### Records contained in a dataset
-*-*-
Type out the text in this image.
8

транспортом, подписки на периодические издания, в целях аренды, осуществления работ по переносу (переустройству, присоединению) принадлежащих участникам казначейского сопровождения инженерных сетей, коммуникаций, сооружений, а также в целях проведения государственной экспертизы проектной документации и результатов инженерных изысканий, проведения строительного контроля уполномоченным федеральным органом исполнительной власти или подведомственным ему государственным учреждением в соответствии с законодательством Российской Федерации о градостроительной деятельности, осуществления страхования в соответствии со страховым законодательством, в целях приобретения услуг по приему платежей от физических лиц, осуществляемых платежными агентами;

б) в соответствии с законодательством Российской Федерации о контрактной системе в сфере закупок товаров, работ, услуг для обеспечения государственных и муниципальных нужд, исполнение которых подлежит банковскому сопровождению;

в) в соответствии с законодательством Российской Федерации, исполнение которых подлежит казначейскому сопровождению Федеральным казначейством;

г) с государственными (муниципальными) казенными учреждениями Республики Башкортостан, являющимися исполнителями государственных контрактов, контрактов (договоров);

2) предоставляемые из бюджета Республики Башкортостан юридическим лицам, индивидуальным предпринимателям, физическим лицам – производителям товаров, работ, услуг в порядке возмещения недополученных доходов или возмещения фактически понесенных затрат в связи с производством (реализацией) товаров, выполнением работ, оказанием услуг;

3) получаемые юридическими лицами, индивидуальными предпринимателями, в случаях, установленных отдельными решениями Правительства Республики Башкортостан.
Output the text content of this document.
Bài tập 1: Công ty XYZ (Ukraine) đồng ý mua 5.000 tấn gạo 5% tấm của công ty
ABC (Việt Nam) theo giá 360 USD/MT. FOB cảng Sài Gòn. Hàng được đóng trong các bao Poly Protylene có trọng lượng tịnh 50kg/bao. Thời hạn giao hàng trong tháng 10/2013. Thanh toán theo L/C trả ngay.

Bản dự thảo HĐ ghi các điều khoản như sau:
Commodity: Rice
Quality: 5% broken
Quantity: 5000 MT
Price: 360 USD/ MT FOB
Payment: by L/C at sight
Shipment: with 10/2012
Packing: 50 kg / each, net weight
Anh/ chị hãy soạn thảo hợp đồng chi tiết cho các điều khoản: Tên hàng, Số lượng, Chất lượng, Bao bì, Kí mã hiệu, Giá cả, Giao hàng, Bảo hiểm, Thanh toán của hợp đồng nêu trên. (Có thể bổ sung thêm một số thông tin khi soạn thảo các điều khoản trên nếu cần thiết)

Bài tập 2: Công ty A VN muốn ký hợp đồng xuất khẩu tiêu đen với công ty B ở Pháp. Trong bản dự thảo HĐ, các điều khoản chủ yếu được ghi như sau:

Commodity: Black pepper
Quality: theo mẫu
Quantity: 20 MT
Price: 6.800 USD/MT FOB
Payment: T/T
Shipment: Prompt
-*-*-
### Task to complete
Return each line among the entries that holds the word "исполнение".

### Reply
б) в соответствии с законодательством Российской Федерации о контрактной системе в сфере закупок товаров, работ, услуг для обеспечения государственных и муниципальных нужд, исполнение которых подлежит банковскому сопровождению;
в) в соответствии с законодательством Российской Федерации, исполнение которых подлежит казначейскому сопровождению Федеральным казначейством;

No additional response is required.